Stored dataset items
------------
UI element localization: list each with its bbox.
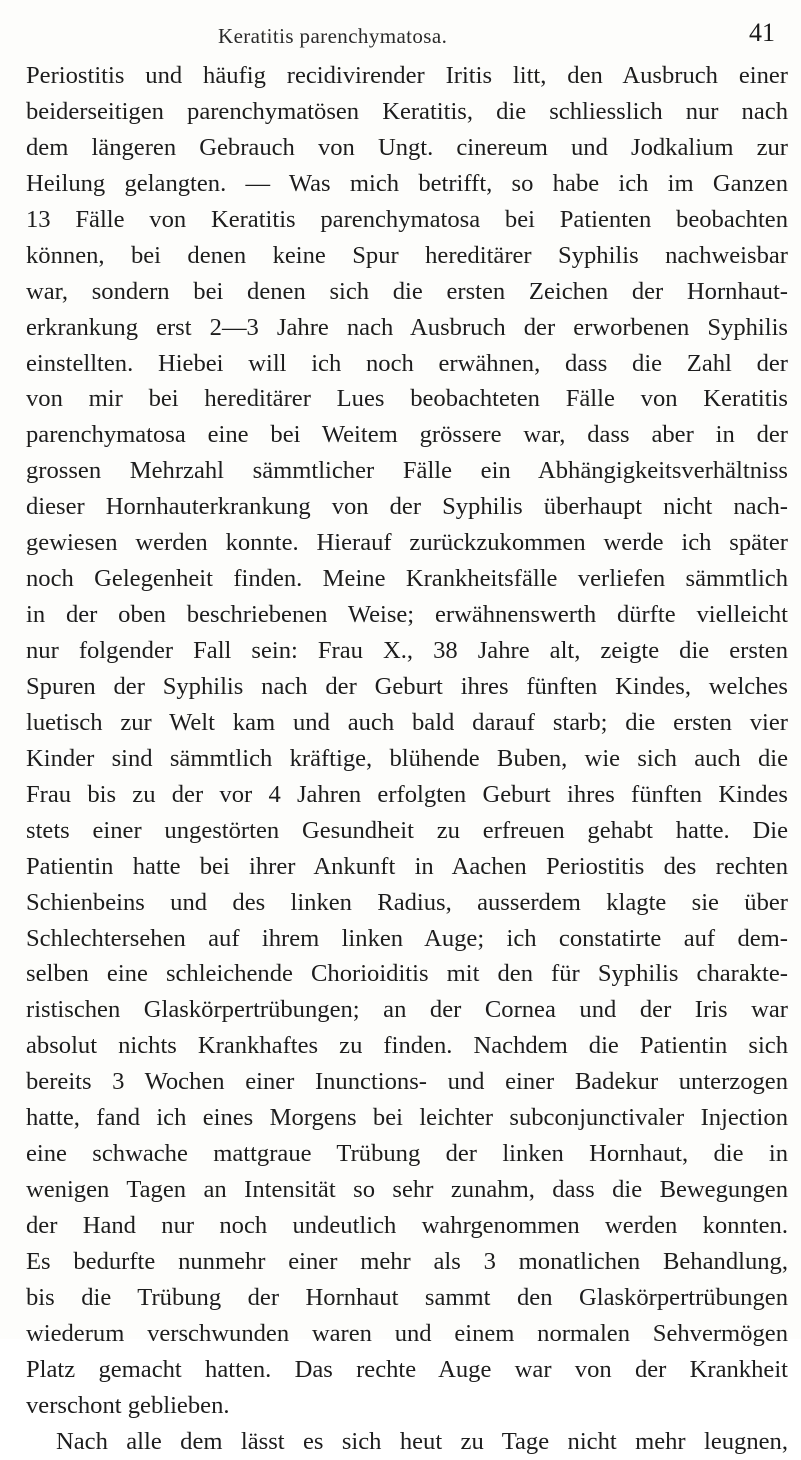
text-line: können, bei denen keine Spur hereditärer Syphilis nachweisbar: [26, 241, 788, 269]
text-line: nur folgender Fall sein: Frau X., 38 Jahre alt, zeigte die ersten: [26, 637, 788, 664]
text-line: luetisch zur Welt kam und auch bald darauf starb; die ersten vier: [26, 708, 788, 736]
text-line: Schienbeins und des linken Radius, ausserdem klagte sie über: [26, 888, 788, 916]
text-line: noch Gelegenheit finden. Meine Krankheitsfälle verliefen sämmtlich: [26, 565, 788, 593]
text-line: ristischen Glaskörpertrübungen; an der Cornea und der Iris war: [26, 996, 788, 1024]
running-title: Keratitis parenchymatosa.: [218, 24, 448, 48]
paragraph-end-line: verschont geblieben.: [26, 1391, 230, 1419]
text-line: bereits 3 Wochen einer Inunctions- und einer Badekur unterzogen: [26, 1068, 788, 1096]
text-line: Periostitis und häufig recidivirender Iritis litt, den Ausbruch einer: [26, 62, 788, 89]
text-line: der Hand nur noch undeutlich wahrgenommen werden konnten.: [26, 1212, 788, 1239]
text-line: parenchymatosa eine bei Weitem grössere war, dass aber in der: [26, 421, 788, 449]
text-line: wiederum verschwunden waren und einem normalen Sehvermögen: [26, 1319, 788, 1347]
text-line: stets einer ungestörten Gesundheit zu erfreuen gehabt hatte. Die: [26, 816, 788, 844]
paragraph-start-line: Nach alle dem lässt es sich heut zu Tage nicht mehr leugnen,: [56, 1427, 788, 1455]
text-line: in der oben beschriebenen Weise; erwähnenswerth dürfte vielleicht: [26, 601, 788, 629]
text-line: gewiesen werden konnte. Hierauf zurückzukommen werde ich später: [26, 529, 788, 557]
text-line: hatte, fand ich eines Morgens bei leichter subconjunctivaler Injection: [26, 1104, 788, 1132]
text-line: Heilung gelangten. — Was mich betrifft, so habe ich im Ganzen: [26, 169, 788, 197]
text-line: dem längeren Gebrauch von Ungt. cinereum und Jodkalium zur: [26, 133, 788, 161]
body-text: [26, 58, 788, 1460]
text-line: eine schwache mattgraue Trübung der linken Hornhaut, die in: [26, 1140, 788, 1168]
text-line: dieser Hornhauterkrankung von der Syphilis überhaupt nicht nach-: [26, 493, 788, 521]
running-head: [0, 14, 801, 54]
text-line: grossen Mehrzahl sämmtlicher Fälle ein Abhängigkeitsverhältniss: [26, 457, 788, 485]
page-number: 41: [749, 18, 775, 47]
text-line: selben eine schleichende Chorioiditis mit den für Syphilis charakte-: [26, 960, 788, 988]
text-line: war, sondern bei denen sich die ersten Zeichen der Hornhaut-: [26, 277, 788, 305]
text-line: Spuren der Syphilis nach der Geburt ihres fünften Kindes, welches: [26, 672, 788, 700]
text-line: absolut nichts Krankhaftes zu finden. Nachdem die Patientin sich: [26, 1032, 788, 1060]
text-line: Patientin hatte bei ihrer Ankunft in Aachen Periostitis des rechten: [26, 852, 788, 880]
text-line: bis die Trübung der Hornhaut sammt den Glaskörpertrübungen: [26, 1283, 788, 1311]
text-line: Schlechtersehen auf ihrem linken Auge; ich constatirte auf dem-: [26, 924, 788, 952]
text-line: 13 Fälle von Keratitis parenchymatosa bei Patienten beobachten: [26, 205, 788, 233]
text-line: Kinder sind sämmtlich kräftige, blühende Buben, wie sich auch die: [26, 744, 788, 772]
text-line: Es bedurfte nunmehr einer mehr als 3 monatlichen Behandlung,: [26, 1247, 788, 1275]
text-line: wenigen Tagen an Intensität so sehr zunahm, dass die Bewegungen: [26, 1176, 788, 1204]
text-line: Platz gemacht hatten. Das rechte Auge war von der Krankheit: [26, 1355, 788, 1383]
text-line: beiderseitigen parenchymatösen Keratitis, die schliesslich nur nach: [26, 97, 788, 125]
text-line: von mir bei hereditärer Lues beobachteten Fälle von Keratitis: [26, 385, 788, 413]
text-line: erkrankung erst 2—3 Jahre nach Ausbruch der erworbenen Syphilis: [26, 313, 788, 341]
text-line: einstellten. Hiebei will ich noch erwähnen, dass die Zahl der: [26, 349, 788, 377]
text-line: Frau bis zu der vor 4 Jahren erfolgten Geburt ihres fünften Kindes: [26, 780, 788, 808]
------------
__Work to be completed__
How many lines in the entries include the string "Frau"? Answer with the number alone.

__Response to this exercise__
2